### What you need to do
Pull out every line below that holds the word "Helsingissä".

#### Supplied information

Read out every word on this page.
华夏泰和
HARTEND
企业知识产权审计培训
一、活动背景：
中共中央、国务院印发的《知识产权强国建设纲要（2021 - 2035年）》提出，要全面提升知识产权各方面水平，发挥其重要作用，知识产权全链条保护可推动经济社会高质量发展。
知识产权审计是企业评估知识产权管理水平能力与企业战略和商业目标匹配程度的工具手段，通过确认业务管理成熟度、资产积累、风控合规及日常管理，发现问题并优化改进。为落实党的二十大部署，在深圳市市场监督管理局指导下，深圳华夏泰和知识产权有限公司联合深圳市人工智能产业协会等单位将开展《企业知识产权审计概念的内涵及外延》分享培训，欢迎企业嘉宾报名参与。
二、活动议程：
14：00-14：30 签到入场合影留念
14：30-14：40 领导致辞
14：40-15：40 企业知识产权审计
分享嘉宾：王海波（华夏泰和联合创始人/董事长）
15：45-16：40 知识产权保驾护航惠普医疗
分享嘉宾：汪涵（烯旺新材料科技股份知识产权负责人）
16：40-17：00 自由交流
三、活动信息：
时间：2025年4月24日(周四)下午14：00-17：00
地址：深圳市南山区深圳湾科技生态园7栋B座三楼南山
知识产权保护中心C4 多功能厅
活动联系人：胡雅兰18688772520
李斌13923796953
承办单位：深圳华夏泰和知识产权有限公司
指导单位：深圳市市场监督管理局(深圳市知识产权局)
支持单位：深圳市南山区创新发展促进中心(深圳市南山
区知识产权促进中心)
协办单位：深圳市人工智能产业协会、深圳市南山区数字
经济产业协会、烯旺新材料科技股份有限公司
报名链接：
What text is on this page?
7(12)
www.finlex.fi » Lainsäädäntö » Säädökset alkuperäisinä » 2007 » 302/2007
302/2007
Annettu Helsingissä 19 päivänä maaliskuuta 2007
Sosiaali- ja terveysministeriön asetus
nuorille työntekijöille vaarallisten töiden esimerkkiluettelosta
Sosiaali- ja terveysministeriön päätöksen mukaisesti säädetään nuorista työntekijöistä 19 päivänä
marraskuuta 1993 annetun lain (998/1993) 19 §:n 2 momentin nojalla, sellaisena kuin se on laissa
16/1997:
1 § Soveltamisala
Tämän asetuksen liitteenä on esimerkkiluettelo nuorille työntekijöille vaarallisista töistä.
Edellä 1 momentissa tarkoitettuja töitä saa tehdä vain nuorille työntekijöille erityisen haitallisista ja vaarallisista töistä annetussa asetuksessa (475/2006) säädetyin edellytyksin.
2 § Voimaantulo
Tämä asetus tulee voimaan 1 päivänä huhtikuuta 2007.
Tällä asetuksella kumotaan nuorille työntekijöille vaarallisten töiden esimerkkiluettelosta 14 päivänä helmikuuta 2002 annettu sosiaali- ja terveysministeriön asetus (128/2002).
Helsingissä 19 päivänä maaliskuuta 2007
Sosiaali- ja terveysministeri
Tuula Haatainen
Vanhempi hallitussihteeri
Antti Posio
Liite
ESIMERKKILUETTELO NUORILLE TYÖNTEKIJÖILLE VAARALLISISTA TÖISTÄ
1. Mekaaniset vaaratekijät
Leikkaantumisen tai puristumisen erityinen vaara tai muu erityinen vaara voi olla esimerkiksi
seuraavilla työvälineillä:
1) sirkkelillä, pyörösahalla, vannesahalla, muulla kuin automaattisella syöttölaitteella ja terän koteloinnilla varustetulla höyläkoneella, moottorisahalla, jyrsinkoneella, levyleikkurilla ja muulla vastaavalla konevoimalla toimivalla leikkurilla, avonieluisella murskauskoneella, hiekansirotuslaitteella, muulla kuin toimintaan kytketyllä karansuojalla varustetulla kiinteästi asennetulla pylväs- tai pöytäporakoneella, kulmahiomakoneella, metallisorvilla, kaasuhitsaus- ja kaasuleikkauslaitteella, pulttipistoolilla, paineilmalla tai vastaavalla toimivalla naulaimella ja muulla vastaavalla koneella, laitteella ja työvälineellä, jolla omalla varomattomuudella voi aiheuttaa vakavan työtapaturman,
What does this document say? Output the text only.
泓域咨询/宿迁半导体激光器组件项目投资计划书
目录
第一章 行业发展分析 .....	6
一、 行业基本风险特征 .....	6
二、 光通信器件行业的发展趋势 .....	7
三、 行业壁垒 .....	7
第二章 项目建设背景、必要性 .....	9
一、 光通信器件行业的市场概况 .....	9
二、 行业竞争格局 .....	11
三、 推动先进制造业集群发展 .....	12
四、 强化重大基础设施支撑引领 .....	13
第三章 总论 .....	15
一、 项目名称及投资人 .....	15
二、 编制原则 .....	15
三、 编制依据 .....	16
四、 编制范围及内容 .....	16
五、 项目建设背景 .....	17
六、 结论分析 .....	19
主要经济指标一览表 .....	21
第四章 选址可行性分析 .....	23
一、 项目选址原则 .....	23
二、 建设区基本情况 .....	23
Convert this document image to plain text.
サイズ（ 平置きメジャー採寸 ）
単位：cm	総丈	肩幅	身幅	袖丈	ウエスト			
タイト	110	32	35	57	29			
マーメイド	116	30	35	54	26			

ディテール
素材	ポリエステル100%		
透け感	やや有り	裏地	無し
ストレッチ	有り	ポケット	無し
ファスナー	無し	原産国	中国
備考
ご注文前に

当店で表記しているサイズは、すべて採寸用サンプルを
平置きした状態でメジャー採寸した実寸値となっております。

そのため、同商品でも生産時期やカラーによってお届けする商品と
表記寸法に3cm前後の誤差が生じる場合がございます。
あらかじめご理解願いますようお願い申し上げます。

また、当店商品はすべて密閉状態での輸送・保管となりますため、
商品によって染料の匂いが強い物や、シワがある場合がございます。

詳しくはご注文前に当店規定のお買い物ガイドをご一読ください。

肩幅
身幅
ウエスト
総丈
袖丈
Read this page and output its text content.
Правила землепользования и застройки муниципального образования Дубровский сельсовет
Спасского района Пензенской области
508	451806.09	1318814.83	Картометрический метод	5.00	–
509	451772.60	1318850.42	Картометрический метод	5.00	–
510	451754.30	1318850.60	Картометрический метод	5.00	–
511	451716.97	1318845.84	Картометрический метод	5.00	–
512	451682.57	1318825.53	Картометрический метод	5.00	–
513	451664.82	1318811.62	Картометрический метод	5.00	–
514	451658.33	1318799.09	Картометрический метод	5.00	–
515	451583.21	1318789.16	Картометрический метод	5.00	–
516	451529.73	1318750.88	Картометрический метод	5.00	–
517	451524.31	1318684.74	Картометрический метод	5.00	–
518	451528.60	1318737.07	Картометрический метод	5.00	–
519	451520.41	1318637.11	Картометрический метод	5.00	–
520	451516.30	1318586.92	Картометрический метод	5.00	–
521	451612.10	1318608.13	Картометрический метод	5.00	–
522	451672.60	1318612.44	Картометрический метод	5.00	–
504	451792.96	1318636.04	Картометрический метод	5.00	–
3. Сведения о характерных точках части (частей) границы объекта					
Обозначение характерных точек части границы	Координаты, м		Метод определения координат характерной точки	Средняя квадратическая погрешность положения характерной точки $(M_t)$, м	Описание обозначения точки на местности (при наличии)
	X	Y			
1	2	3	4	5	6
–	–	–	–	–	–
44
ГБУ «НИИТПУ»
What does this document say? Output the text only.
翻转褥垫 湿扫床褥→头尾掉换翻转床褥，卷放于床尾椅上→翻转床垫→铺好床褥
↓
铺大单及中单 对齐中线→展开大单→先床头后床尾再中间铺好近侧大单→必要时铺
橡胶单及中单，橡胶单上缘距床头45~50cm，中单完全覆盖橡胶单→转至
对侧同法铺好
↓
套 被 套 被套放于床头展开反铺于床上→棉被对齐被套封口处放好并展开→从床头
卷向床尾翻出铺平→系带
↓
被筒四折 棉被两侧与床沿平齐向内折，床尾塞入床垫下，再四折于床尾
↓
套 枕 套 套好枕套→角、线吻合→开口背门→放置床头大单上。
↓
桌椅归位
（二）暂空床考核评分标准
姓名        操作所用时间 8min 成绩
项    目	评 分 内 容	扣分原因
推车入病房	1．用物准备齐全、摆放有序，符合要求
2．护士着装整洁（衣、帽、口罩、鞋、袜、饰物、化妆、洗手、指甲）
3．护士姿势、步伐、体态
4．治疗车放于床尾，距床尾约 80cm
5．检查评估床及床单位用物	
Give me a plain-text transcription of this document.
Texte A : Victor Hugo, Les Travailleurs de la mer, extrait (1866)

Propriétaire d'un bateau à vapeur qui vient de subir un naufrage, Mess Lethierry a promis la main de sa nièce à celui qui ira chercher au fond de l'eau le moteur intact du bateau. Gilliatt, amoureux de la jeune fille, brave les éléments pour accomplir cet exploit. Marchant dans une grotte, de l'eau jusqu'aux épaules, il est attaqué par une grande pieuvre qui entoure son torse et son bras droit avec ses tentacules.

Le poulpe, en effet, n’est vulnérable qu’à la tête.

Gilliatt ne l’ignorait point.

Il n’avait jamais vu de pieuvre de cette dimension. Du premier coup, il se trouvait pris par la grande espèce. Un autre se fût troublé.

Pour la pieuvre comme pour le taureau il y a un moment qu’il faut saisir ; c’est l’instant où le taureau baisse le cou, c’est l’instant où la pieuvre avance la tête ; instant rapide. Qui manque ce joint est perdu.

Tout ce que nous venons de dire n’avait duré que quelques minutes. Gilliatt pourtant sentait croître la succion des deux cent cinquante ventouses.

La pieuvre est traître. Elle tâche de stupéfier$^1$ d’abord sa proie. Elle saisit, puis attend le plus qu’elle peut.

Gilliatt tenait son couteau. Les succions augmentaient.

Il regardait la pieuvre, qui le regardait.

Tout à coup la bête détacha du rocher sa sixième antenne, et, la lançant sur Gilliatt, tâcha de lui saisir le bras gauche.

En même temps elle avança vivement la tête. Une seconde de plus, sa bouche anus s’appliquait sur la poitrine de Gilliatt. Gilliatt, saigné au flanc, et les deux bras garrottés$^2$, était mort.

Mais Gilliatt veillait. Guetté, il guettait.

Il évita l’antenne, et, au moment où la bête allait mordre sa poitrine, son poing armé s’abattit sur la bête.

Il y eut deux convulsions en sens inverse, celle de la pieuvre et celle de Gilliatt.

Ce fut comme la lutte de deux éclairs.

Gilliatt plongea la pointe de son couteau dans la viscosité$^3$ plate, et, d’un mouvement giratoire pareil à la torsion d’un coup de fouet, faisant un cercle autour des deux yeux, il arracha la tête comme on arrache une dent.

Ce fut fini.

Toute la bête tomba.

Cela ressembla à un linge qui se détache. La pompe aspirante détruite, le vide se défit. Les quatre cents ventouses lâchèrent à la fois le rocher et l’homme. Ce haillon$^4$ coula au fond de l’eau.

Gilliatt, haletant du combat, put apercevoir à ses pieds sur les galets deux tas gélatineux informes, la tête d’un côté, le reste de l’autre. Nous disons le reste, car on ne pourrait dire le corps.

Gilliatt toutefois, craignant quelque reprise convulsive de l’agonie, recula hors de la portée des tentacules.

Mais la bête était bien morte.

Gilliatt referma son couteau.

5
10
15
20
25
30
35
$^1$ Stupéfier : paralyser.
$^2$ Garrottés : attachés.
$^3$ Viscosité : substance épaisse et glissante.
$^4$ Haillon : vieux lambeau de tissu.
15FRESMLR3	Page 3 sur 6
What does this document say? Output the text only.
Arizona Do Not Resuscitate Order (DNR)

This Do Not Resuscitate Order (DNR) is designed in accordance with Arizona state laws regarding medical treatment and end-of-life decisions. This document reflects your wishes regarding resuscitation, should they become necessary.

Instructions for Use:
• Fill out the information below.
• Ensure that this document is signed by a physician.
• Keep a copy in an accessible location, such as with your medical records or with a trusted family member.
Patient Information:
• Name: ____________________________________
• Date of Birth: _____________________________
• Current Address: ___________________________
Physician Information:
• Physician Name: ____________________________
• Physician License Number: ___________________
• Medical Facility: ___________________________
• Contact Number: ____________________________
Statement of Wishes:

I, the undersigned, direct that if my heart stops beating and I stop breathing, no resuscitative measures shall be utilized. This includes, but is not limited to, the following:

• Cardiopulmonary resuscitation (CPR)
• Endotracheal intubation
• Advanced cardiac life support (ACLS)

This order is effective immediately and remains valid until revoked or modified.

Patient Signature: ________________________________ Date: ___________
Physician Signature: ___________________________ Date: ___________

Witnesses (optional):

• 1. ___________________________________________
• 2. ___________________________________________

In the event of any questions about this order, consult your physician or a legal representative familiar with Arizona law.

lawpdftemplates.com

########

### Reply
Annettu Helsingissä 19 päivänä maaliskuuta 2007
Helsingissä 19 päivänä maaliskuuta 2007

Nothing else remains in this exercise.